TO BE DONE:
Your answer should be a single number: the count of lines that include "season".

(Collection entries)
· · · · · · ·

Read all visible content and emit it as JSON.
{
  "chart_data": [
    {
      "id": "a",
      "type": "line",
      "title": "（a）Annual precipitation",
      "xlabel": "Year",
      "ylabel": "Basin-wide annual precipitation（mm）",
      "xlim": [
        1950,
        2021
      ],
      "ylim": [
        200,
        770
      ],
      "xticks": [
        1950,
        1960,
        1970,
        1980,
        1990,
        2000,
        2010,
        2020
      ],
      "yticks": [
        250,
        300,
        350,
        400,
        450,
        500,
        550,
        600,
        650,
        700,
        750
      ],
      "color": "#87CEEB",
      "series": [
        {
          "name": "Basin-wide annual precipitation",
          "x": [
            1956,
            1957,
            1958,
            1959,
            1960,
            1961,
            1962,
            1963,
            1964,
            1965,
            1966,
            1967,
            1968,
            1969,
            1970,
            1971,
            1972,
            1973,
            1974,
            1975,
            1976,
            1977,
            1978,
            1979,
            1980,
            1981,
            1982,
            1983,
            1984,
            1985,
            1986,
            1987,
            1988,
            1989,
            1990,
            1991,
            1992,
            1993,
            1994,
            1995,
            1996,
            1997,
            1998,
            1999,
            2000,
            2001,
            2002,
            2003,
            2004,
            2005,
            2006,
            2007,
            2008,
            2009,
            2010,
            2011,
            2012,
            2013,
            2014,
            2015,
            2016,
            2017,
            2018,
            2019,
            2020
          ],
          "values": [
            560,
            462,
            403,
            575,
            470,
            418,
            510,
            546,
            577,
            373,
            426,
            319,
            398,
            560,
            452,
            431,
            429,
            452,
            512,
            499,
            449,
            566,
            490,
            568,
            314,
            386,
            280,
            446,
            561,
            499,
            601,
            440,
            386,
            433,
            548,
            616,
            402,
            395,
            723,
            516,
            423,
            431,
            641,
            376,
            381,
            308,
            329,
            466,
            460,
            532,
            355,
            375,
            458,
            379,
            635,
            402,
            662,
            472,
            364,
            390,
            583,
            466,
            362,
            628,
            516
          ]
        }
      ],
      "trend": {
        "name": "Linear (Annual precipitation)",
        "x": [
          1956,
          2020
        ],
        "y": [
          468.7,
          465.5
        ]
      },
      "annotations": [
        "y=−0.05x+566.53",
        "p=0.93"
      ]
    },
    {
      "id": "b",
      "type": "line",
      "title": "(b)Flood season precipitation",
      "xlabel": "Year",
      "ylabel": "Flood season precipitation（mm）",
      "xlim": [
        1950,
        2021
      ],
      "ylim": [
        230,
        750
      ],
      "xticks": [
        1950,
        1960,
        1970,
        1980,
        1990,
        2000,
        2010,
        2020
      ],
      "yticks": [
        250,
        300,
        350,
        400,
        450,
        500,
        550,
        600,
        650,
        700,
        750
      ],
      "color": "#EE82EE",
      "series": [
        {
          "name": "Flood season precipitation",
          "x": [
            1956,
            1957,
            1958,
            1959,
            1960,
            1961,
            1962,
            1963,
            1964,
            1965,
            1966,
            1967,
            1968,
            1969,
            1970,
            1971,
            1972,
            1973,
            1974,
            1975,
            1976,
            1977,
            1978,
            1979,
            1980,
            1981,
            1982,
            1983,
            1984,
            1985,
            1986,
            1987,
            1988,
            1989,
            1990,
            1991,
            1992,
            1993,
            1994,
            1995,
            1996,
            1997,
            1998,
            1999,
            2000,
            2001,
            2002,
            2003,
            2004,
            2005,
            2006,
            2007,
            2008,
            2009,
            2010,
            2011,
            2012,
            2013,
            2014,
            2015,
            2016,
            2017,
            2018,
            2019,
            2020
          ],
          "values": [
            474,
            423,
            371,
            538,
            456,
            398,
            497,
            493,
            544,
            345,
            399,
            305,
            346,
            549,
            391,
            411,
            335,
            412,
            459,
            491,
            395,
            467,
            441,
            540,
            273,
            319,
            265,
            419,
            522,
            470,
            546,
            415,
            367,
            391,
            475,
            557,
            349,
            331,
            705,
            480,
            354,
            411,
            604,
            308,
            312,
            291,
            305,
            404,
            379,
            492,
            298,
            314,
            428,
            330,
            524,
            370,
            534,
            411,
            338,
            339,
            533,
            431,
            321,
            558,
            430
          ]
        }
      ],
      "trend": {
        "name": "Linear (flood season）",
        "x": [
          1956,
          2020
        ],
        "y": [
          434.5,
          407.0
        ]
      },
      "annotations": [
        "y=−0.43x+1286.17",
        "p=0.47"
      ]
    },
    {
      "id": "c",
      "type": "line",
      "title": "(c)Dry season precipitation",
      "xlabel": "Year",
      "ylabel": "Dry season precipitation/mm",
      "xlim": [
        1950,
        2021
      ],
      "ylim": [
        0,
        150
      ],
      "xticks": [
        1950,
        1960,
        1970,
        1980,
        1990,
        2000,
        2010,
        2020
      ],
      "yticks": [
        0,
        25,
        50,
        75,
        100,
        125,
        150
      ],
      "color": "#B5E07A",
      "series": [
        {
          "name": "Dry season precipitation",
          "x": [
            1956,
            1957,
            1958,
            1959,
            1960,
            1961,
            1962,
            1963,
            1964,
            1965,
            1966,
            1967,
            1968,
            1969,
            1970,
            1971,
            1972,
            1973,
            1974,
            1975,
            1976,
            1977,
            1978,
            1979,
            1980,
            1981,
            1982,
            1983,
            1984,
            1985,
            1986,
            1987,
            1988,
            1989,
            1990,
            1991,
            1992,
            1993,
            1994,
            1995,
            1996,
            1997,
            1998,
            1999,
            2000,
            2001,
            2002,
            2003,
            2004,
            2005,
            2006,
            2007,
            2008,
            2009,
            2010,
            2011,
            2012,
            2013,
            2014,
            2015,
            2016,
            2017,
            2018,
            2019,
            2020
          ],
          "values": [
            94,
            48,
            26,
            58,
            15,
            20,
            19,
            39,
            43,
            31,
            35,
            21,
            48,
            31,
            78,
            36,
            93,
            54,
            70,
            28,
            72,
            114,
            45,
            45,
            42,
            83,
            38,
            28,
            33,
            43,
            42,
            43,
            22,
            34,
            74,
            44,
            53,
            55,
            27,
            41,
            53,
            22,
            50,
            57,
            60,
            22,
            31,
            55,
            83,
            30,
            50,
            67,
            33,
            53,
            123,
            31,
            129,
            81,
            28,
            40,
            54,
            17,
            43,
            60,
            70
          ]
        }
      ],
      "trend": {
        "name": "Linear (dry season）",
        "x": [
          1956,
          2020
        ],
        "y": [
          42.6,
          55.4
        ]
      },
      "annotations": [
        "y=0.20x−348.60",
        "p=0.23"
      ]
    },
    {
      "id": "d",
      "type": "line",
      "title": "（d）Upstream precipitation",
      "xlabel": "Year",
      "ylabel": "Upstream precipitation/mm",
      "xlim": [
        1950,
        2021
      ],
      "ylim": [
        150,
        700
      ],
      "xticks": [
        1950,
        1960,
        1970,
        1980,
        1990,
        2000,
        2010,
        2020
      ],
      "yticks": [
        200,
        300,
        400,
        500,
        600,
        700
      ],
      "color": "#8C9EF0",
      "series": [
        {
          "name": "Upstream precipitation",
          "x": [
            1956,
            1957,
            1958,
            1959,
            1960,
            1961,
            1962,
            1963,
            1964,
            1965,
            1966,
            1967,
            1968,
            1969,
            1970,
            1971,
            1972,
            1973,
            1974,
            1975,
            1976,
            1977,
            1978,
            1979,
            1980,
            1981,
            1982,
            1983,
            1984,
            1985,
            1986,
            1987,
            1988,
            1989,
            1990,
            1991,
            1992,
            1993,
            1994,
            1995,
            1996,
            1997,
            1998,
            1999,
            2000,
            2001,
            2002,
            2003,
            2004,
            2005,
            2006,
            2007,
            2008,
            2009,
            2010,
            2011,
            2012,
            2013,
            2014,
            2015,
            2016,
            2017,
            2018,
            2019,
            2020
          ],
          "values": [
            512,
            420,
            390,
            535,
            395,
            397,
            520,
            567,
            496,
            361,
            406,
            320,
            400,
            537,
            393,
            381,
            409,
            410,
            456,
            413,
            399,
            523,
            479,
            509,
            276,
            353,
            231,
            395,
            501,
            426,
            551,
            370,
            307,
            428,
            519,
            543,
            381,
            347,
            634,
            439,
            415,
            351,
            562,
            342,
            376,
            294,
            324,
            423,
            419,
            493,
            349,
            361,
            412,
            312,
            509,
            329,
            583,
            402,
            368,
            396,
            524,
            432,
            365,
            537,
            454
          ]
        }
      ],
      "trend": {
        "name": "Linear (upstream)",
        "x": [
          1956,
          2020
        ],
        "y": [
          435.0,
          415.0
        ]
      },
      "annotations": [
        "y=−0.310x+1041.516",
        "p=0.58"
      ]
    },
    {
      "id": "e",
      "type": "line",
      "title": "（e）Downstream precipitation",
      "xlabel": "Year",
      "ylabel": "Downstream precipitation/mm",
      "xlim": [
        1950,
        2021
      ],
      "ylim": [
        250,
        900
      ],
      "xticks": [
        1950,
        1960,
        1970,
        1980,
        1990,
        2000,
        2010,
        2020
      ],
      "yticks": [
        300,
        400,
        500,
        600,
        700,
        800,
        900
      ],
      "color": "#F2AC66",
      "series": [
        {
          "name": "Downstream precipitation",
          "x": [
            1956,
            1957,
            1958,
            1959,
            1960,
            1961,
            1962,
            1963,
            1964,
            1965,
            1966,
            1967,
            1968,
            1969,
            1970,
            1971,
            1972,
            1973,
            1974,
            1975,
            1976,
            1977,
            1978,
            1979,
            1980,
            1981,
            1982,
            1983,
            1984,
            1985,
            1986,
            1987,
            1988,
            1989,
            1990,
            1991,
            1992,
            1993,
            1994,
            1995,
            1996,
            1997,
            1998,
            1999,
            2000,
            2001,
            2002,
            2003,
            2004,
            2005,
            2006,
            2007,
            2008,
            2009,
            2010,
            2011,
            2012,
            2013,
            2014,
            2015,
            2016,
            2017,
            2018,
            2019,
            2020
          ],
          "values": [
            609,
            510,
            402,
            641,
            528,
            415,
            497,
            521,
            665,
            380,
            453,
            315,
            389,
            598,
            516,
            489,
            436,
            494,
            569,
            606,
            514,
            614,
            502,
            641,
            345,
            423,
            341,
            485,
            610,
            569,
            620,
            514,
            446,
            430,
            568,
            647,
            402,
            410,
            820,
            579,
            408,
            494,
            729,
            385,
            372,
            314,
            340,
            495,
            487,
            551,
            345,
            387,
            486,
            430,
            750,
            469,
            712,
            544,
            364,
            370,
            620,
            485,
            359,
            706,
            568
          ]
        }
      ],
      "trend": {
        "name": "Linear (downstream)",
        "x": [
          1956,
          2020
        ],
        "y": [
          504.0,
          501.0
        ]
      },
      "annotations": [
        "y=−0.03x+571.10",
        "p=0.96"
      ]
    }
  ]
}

· · · · · · ·

ANSWER BELOW:
8